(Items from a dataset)
########
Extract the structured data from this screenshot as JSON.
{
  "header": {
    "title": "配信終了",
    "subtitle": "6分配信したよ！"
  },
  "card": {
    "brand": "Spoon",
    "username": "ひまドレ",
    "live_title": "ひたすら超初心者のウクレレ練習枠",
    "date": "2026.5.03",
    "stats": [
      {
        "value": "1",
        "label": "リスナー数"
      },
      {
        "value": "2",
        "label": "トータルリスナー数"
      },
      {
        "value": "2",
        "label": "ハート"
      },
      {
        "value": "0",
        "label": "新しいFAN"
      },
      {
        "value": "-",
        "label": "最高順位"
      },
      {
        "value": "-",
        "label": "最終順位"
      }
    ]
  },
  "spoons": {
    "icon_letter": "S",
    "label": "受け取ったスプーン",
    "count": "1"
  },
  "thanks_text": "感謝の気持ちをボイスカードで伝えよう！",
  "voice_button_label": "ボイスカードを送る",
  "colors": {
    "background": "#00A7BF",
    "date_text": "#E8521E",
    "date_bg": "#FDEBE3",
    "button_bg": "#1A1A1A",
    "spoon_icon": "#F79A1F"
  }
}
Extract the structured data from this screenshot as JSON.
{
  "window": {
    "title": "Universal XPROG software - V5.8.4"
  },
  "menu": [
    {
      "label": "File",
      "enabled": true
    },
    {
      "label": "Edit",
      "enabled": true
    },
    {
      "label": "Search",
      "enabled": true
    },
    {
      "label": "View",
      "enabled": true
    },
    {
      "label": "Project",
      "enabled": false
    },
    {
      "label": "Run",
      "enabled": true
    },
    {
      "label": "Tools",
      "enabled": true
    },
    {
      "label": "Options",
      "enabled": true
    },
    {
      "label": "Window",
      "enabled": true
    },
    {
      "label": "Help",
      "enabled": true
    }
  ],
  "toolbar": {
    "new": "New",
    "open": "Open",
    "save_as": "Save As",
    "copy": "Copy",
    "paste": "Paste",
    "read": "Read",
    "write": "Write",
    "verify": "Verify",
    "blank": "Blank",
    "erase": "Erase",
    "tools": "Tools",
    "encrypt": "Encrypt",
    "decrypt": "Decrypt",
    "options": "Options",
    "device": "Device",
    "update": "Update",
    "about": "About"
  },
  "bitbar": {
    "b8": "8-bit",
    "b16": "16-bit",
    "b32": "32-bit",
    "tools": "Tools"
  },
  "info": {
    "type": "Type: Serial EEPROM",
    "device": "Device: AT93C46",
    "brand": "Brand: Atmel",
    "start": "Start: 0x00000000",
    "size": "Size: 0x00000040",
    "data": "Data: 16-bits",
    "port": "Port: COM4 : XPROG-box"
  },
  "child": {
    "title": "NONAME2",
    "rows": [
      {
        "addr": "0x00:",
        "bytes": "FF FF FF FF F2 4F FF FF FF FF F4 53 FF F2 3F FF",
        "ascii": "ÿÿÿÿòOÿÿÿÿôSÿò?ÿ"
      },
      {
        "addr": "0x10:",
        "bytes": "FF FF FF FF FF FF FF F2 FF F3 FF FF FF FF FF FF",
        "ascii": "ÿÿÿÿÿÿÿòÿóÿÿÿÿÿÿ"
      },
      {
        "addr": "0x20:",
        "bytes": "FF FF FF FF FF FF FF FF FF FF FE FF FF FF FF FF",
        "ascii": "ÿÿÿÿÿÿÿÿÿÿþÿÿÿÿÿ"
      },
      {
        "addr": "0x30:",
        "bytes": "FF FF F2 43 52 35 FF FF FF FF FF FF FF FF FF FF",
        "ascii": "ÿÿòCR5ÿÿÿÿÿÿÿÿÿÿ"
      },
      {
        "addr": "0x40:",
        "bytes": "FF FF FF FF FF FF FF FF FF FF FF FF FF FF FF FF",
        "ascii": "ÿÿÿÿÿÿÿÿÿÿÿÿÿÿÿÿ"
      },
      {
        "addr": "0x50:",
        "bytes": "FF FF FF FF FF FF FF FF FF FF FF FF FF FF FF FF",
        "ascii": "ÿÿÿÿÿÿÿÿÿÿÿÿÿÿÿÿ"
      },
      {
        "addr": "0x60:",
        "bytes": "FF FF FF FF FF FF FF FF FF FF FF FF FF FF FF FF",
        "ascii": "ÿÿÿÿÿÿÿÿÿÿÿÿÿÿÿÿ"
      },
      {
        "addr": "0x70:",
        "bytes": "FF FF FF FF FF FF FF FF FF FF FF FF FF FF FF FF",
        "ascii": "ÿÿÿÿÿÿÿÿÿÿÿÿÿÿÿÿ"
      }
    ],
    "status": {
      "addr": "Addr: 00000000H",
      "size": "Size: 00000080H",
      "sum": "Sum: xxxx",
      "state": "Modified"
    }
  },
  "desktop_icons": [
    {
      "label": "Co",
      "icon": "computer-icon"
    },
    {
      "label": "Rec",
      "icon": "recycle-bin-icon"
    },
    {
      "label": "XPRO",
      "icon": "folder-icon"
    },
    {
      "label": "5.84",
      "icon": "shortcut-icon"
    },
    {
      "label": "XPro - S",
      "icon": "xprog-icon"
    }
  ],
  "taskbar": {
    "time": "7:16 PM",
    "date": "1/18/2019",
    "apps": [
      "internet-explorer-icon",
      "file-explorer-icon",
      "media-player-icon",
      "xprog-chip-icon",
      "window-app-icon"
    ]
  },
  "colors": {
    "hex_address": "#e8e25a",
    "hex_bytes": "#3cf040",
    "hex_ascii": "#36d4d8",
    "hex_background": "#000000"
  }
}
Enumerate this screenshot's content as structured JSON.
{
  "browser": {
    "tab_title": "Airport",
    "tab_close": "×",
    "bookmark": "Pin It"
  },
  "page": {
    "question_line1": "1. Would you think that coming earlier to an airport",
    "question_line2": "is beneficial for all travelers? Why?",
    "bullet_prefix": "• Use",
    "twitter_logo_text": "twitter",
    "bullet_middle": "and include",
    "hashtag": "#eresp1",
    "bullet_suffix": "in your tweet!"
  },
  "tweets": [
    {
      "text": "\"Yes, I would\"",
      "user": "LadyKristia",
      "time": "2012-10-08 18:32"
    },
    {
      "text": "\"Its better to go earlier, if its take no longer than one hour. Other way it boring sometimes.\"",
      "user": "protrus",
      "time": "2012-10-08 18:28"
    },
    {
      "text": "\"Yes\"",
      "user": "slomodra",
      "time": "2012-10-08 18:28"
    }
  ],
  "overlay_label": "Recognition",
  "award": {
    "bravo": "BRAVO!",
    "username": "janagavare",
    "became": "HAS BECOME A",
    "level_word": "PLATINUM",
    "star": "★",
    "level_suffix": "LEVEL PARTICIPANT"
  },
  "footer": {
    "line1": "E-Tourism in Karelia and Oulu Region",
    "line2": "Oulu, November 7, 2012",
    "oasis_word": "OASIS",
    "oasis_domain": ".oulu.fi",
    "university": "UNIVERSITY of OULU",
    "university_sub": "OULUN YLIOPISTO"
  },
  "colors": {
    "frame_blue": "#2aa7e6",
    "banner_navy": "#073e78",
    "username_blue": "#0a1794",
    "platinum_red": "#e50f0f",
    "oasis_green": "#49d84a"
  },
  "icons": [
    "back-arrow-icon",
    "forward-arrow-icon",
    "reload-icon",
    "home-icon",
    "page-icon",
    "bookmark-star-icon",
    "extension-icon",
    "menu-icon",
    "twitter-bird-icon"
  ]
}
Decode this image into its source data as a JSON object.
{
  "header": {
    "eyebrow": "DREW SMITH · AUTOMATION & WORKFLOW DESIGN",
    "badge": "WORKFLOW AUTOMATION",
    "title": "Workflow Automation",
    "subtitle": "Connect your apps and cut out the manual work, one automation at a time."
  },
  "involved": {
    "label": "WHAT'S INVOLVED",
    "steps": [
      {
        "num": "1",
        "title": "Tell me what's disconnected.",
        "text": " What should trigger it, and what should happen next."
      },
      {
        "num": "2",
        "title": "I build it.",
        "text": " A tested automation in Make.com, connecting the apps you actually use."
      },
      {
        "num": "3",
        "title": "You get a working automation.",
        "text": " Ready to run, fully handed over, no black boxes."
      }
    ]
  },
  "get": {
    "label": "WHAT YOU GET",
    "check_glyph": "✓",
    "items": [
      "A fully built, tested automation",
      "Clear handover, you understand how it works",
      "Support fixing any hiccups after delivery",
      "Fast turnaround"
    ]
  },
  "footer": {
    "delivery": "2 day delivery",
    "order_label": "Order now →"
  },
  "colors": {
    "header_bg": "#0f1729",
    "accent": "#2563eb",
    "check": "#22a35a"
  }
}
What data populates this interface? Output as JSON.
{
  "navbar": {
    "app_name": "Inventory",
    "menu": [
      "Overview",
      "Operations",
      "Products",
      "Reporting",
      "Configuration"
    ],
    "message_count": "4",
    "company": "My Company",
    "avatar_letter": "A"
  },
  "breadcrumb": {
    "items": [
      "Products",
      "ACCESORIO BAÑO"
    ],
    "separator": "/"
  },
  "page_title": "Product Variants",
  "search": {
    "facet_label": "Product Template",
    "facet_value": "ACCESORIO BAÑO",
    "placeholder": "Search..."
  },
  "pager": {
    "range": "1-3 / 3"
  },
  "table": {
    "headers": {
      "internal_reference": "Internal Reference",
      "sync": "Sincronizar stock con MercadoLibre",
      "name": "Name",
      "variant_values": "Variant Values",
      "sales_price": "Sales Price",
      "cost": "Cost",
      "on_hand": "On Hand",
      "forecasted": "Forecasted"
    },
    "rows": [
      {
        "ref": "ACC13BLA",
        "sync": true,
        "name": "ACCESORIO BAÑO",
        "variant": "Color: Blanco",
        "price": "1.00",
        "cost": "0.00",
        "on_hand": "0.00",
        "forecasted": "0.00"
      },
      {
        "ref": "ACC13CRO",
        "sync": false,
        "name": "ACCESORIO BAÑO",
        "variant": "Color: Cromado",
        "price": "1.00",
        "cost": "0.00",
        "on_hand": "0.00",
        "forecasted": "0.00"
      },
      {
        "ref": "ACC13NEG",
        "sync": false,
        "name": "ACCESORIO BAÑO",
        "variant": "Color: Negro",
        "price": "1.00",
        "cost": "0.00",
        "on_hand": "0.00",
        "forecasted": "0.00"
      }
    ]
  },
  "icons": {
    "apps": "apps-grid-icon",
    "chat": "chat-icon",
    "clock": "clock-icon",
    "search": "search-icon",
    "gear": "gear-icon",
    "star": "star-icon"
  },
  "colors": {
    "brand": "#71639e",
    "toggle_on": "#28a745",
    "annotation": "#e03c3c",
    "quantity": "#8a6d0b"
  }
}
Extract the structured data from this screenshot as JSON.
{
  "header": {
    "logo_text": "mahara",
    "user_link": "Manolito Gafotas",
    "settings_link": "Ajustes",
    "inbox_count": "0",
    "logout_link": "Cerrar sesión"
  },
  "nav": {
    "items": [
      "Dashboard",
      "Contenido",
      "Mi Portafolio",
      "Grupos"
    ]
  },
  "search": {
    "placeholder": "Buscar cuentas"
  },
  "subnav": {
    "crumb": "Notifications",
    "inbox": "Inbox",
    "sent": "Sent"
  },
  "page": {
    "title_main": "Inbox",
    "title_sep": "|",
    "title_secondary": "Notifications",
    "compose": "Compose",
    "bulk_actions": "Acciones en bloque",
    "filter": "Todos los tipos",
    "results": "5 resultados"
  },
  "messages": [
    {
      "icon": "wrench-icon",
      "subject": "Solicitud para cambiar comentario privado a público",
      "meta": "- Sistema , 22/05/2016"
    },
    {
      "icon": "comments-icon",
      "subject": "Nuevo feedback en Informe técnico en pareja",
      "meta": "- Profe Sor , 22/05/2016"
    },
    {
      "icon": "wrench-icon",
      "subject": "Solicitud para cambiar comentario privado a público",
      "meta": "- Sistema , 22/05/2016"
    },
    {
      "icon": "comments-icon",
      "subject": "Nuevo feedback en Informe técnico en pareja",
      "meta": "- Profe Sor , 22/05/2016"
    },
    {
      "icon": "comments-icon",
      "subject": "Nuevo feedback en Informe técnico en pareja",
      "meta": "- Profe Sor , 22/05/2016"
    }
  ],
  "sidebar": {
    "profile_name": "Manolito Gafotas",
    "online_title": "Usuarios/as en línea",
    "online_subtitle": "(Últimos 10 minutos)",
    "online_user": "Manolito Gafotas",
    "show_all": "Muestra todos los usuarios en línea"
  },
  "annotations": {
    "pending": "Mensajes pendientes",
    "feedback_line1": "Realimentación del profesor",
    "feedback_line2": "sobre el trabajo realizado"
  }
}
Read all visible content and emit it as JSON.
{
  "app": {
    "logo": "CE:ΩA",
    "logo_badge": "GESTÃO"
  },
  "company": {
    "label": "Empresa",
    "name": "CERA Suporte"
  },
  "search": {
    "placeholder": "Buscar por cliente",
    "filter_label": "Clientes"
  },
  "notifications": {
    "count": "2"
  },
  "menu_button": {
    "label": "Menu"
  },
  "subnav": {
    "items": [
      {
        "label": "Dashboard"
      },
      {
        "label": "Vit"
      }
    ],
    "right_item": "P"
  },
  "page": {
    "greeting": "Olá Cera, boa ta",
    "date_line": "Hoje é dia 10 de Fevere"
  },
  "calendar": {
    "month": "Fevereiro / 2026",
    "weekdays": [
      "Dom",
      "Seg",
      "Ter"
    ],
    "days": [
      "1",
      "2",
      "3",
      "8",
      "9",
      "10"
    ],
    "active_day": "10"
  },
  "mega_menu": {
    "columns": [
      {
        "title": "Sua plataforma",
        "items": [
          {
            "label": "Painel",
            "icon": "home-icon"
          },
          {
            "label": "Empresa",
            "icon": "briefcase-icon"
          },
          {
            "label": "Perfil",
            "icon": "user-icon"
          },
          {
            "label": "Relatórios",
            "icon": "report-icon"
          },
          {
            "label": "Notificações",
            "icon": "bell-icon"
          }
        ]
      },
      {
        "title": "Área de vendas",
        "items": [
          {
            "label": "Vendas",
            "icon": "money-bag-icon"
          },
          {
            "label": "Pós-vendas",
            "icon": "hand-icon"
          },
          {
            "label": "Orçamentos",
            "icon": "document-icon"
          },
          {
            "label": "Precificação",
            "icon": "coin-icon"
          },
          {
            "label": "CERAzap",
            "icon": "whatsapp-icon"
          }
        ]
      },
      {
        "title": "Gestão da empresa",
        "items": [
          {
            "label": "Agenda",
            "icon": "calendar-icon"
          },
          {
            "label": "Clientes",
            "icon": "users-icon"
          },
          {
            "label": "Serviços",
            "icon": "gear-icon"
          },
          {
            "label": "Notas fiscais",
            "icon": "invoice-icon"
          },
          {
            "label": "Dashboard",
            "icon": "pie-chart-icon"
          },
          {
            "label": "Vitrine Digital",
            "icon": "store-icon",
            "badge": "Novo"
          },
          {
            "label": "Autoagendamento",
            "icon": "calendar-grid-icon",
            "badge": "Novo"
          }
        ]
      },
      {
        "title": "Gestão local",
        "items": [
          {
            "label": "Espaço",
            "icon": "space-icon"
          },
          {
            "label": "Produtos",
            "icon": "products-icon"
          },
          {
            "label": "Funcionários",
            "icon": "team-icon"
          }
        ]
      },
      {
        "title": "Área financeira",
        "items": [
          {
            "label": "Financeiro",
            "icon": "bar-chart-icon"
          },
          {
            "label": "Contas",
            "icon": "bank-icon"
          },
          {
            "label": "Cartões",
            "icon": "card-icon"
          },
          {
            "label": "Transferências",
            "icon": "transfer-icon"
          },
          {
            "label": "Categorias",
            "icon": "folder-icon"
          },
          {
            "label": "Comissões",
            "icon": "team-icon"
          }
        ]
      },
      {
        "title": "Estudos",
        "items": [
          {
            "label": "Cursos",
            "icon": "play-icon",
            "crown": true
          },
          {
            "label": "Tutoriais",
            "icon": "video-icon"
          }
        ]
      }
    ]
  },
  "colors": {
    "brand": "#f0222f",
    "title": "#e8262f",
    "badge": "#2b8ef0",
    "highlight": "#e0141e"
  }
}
########
## Task objective
Copy each line of the listing that includes "brand".

## Exercise output
    "brand": "Spoon",
    "brand": "Brand: Atmel",
    "brand": "#71639e",
    "brand": "#f0222f",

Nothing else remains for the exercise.